What you need to do:
Give the number of lines that hold the string "France". Nothing else is needed.
## Start Material for this task
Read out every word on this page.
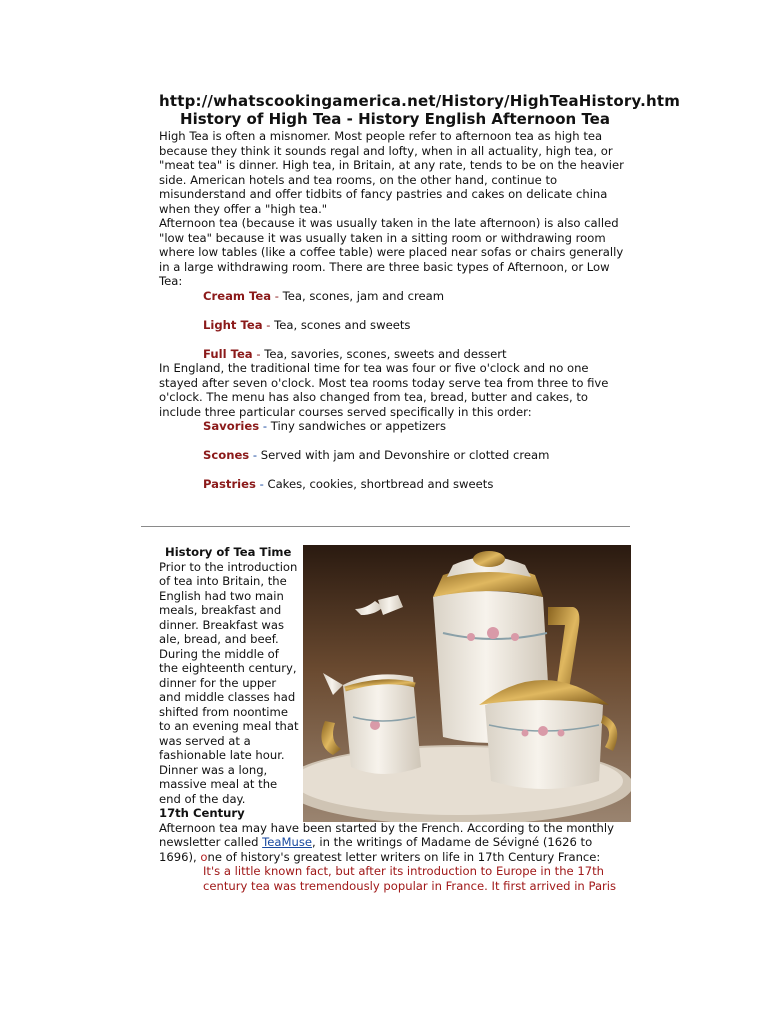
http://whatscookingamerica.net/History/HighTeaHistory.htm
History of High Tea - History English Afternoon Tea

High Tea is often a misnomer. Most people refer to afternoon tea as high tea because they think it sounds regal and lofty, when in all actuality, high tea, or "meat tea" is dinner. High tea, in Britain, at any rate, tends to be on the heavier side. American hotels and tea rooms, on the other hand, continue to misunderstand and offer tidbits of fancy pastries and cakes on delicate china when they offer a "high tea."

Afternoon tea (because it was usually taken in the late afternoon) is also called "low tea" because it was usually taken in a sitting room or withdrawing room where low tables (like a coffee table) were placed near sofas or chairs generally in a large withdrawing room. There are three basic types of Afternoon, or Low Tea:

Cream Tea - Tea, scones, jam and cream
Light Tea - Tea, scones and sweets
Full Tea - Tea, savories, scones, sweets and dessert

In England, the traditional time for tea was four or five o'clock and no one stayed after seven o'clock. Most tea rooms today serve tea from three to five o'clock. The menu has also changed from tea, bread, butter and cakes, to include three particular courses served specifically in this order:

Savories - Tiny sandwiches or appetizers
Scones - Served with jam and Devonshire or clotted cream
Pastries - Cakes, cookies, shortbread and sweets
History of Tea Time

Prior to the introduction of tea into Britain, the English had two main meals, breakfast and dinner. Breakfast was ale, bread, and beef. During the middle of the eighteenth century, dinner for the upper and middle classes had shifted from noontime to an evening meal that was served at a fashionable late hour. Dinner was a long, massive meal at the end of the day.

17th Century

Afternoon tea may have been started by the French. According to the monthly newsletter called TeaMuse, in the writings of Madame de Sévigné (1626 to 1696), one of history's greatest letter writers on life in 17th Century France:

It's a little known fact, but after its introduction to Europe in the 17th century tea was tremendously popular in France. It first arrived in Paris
## End Material for this task
## Start Material for this task
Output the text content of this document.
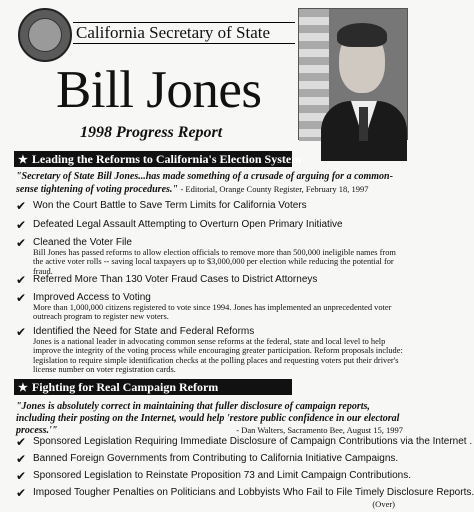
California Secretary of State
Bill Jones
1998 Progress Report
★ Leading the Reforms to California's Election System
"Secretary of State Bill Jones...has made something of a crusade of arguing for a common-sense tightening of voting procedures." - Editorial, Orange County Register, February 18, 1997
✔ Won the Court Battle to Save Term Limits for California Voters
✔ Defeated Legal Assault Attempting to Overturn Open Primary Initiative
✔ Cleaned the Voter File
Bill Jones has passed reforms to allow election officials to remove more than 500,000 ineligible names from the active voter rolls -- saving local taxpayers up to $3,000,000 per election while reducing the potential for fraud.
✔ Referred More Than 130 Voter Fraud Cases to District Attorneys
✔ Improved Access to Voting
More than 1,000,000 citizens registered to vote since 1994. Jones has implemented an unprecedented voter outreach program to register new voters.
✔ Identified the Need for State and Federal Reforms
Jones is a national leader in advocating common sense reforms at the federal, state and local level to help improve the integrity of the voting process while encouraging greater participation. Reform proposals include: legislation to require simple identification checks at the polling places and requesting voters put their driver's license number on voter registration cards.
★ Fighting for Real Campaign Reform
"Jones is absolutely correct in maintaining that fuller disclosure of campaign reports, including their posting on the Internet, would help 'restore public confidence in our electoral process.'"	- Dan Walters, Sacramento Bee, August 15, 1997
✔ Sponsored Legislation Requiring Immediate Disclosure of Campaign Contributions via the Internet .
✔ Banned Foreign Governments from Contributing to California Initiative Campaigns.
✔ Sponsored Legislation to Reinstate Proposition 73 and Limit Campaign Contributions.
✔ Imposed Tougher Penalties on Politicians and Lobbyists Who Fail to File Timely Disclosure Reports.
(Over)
## End Material for this task
Exercise answer:
2